▶ Objective:
Every line in the listing is to be echoed verbatim.
# START OF Extracted records
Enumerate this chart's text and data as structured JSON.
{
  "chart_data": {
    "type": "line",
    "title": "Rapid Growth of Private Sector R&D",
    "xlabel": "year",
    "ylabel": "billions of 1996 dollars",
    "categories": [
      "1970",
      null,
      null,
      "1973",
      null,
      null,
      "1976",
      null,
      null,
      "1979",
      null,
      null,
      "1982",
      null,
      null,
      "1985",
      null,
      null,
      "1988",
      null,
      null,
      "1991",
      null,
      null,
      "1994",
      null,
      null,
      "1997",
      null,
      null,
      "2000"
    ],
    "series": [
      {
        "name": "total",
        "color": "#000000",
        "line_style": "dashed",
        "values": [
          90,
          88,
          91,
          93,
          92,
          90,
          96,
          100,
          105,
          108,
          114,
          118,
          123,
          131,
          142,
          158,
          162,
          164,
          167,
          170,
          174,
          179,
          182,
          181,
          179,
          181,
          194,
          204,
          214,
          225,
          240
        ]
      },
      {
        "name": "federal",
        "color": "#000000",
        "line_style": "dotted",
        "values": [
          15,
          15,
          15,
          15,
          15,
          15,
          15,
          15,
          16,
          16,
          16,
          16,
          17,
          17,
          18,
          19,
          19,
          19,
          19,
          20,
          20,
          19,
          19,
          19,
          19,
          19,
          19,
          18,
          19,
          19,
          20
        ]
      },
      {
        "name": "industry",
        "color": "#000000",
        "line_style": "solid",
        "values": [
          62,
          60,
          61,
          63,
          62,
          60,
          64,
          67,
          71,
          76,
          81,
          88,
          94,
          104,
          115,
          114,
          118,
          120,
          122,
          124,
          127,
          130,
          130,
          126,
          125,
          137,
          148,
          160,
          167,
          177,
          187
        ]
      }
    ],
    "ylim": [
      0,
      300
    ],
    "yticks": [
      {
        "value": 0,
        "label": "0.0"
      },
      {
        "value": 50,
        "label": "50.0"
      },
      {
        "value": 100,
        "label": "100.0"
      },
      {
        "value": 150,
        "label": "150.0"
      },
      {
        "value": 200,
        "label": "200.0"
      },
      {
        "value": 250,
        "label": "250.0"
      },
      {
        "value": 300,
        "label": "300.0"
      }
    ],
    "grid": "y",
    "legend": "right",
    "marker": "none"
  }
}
# END OF Extracted records
▶ Completed exercise:
Enumerate this chart's text and data as structured JSON.
{
  "chart_data": {
    "type": "line",
    "title": "Rapid Growth of Private Sector R&D",
    "xlabel": "year",
    "ylabel": "billions of 1996 dollars",
    "categories": [
      "1970",
      null,
      null,
      "1973",
      null,
      null,
      "1976",
      null,
      null,
      "1979",
      null,
      null,
      "1982",
      null,
      null,
      "1985",
      null,
      null,
      "1988",
      null,
      null,
      "1991",
      null,
      null,
      "1994",
      null,
      null,
      "1997",
      null,
      null,
      "2000"
    ],
    "series": [
      {
        "name": "total",
        "color": "#000000",
        "line_style": "dashed",
        "values": [
          90,
          88,
          91,
          93,
          92,
          90,
          96,
          100,
          105,
          108,
          114,
          118,
          123,
          131,
          142,
          158,
          162,
          164,
          167,
          170,
          174,
          179,
          182,
          181,
          179,
          181,
          194,
          204,
          214,
          225,
          240
        ]
      },
      {
        "name": "federal",
        "color": "#000000",
        "line_style": "dotted",
        "values": [
          15,
          15,
          15,
          15,
          15,
          15,
          15,
          15,
          16,
          16,
          16,
          16,
          17,
          17,
          18,
          19,
          19,
          19,
          19,
          20,
          20,
          19,
          19,
          19,
          19,
          19,
          19,
          18,
          19,
          19,
          20
        ]
      },
      {
        "name": "industry",
        "color": "#000000",
        "line_style": "solid",
        "values": [
          62,
          60,
          61,
          63,
          62,
          60,
          64,
          67,
          71,
          76,
          81,
          88,
          94,
          104,
          115,
          114,
          118,
          120,
          122,
          124,
          127,
          130,
          130,
          126,
          125,
          137,
          148,
          160,
          167,
          177,
          187
        ]
      }
    ],
    "ylim": [
      0,
      300
    ],
    "yticks": [
      {
        "value": 0,
        "label": "0.0"
      },
      {
        "value": 50,
        "label": "50.0"
      },
      {
        "value": 100,
        "label": "100.0"
      },
      {
        "value": 150,
        "label": "150.0"
      },
      {
        "value": 200,
        "label": "200.0"
      },
      {
        "value": 250,
        "label": "250.0"
      },
      {
        "value": 300,
        "label": "300.0"
      }
    ],
    "grid": "y",
    "legend": "right",
    "marker": "none"
  }
}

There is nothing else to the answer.